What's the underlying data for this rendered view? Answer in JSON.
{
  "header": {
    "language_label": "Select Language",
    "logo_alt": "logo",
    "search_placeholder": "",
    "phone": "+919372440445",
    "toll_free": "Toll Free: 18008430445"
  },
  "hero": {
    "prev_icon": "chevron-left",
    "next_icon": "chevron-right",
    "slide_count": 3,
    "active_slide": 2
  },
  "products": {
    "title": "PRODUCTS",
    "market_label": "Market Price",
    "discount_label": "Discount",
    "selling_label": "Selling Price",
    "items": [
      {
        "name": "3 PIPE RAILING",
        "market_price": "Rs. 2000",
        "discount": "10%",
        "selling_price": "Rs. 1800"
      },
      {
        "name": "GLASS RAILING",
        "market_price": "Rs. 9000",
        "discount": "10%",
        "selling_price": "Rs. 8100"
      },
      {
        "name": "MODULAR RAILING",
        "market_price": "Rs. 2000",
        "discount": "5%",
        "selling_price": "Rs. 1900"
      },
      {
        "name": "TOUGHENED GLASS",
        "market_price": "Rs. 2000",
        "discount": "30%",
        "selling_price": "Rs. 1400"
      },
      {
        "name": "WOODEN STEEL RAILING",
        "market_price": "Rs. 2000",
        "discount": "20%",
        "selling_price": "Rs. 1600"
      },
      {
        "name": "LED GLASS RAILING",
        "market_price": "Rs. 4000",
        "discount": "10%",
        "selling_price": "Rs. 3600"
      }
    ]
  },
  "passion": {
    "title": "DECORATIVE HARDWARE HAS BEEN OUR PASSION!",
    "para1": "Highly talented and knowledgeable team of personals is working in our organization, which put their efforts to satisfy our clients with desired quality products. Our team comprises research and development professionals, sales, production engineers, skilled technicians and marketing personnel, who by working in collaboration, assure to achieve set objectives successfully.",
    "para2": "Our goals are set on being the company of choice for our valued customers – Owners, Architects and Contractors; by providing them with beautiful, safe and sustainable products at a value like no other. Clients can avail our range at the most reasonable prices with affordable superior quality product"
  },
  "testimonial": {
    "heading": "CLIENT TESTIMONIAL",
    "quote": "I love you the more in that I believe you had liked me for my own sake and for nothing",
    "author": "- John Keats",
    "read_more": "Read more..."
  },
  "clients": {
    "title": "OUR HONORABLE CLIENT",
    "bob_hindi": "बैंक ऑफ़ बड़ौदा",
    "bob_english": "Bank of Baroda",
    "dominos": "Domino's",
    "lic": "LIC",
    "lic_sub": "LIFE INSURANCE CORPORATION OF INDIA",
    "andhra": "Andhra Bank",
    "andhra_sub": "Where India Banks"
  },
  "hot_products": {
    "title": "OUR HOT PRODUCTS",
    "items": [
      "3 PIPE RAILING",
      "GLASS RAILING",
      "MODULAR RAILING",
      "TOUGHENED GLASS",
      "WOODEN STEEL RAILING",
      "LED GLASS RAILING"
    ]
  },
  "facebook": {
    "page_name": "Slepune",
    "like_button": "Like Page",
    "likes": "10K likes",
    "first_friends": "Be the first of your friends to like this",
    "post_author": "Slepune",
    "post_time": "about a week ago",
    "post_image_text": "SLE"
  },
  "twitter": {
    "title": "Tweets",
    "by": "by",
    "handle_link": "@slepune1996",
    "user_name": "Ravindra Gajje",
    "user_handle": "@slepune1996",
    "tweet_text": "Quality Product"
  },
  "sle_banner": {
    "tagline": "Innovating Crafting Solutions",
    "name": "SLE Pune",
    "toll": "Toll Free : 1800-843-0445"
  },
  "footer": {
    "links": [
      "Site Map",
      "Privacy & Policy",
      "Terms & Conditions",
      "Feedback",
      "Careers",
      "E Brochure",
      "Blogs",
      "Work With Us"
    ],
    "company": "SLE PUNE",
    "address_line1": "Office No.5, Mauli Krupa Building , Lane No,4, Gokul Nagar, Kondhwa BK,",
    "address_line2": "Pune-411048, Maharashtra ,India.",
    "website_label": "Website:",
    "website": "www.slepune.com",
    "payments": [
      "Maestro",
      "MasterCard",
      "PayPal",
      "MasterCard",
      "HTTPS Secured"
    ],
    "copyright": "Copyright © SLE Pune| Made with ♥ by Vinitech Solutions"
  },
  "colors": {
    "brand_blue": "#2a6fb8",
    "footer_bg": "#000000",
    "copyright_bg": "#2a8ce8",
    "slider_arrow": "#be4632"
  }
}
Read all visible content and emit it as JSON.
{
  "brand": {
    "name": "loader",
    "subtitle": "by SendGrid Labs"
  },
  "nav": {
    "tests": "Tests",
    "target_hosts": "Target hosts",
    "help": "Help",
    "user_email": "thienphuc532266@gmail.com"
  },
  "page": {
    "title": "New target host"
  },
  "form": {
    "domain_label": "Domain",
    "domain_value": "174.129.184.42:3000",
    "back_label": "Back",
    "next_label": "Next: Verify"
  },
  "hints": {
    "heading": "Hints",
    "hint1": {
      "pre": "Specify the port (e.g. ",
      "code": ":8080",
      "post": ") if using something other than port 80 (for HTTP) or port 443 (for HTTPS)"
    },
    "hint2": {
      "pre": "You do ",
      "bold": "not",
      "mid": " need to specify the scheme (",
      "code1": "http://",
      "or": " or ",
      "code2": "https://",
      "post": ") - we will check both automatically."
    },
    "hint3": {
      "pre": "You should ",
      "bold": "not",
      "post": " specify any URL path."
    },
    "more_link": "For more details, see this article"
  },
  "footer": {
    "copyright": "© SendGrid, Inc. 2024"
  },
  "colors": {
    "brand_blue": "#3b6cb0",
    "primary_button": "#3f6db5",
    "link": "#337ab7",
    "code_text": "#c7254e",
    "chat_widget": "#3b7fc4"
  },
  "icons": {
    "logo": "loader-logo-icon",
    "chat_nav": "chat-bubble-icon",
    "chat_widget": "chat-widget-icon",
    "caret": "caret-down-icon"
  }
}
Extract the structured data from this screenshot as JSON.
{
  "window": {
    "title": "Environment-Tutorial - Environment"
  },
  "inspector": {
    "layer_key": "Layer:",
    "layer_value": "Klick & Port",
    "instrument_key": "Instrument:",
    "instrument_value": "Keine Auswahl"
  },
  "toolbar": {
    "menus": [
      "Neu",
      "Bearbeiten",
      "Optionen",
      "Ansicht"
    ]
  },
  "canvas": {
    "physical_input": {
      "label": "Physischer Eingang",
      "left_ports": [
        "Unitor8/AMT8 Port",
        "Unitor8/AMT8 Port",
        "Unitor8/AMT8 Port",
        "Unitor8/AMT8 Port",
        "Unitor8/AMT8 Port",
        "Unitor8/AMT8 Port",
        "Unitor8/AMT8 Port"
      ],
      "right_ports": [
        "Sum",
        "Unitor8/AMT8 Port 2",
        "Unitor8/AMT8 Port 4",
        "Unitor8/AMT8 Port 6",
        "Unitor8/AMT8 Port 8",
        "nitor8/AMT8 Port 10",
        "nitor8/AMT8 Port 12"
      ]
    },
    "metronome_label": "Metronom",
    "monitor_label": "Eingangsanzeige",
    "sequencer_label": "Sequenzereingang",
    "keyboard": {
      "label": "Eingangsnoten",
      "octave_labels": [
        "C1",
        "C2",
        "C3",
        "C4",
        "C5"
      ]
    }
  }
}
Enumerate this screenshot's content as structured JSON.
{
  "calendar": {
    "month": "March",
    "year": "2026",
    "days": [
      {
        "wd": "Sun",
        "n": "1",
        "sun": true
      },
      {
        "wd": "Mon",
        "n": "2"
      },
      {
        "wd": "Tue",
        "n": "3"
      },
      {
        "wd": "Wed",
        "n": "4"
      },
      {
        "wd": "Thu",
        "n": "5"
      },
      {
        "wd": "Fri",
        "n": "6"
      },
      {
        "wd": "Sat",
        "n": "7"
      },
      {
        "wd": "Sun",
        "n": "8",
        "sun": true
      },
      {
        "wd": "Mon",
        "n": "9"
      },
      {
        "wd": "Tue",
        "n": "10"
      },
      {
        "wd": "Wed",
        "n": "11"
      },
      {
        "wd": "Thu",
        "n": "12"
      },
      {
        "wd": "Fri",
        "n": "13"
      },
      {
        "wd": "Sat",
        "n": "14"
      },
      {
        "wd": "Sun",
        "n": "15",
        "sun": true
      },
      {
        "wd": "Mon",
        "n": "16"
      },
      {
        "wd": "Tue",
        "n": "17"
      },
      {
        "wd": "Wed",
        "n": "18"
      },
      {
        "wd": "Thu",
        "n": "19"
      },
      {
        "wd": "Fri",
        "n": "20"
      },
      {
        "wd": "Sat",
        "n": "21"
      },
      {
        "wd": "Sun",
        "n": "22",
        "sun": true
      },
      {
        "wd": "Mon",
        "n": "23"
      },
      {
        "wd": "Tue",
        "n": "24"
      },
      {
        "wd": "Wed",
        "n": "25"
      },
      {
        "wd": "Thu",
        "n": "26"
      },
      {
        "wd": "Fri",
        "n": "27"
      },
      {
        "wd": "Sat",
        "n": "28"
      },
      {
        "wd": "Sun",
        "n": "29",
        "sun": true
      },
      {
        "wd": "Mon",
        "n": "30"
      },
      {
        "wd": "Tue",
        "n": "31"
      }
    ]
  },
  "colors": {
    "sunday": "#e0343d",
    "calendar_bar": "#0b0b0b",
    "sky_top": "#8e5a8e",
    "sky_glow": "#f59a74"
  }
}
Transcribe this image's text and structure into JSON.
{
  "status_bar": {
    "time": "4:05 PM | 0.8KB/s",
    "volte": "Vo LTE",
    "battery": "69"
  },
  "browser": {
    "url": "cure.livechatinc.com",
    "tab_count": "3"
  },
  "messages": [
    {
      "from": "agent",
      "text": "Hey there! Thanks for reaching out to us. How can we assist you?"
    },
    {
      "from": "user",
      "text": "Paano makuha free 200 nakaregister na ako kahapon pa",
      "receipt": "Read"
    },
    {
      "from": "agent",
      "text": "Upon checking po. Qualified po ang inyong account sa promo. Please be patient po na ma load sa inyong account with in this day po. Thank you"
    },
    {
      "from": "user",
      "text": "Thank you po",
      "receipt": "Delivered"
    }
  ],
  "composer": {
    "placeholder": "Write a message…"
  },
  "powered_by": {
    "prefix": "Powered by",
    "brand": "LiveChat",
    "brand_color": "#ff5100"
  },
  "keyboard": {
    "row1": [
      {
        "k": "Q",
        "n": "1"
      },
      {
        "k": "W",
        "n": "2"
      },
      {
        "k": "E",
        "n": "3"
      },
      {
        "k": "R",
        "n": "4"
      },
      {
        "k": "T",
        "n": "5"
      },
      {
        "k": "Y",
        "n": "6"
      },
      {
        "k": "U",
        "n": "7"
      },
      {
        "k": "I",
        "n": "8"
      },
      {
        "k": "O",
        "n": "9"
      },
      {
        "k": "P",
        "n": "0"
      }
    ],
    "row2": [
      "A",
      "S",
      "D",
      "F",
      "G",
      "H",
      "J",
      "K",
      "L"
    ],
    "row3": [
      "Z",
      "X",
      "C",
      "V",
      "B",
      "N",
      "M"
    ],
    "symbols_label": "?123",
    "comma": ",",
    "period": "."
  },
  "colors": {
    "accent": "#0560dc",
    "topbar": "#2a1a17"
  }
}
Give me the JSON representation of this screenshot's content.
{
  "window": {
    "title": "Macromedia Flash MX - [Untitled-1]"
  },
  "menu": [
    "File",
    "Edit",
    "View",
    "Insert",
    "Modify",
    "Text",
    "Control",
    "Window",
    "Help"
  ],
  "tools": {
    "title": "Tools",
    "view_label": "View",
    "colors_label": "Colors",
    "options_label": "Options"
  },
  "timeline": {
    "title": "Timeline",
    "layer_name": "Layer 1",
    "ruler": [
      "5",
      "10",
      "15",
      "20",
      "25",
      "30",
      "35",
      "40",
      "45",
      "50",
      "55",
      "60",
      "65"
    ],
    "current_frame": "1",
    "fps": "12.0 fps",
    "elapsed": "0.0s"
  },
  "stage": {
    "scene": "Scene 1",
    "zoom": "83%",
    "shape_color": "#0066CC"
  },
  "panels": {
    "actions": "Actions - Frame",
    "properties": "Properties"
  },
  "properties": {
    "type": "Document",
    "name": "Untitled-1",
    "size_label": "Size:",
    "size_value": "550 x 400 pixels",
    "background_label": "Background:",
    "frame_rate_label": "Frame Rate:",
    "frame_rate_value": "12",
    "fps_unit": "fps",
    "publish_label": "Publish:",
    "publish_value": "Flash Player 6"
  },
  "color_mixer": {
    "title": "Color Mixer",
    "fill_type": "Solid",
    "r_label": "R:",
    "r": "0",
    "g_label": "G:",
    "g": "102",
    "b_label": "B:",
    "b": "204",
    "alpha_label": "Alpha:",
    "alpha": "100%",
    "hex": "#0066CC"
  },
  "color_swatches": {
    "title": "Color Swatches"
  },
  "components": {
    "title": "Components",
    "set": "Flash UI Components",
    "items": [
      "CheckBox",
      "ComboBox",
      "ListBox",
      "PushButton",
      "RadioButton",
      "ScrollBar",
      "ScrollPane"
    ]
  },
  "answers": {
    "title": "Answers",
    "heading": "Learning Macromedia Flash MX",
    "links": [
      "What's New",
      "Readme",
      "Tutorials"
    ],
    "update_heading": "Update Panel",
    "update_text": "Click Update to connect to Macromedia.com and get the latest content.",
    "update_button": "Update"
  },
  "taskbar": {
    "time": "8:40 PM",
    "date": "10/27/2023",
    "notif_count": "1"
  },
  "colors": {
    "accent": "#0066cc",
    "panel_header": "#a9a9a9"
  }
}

#####

Filter the records above and return every line that holds the word "Untitled".

    "title": "Macromedia Flash MX - [Untitled-1]"
    "name": "Untitled-1",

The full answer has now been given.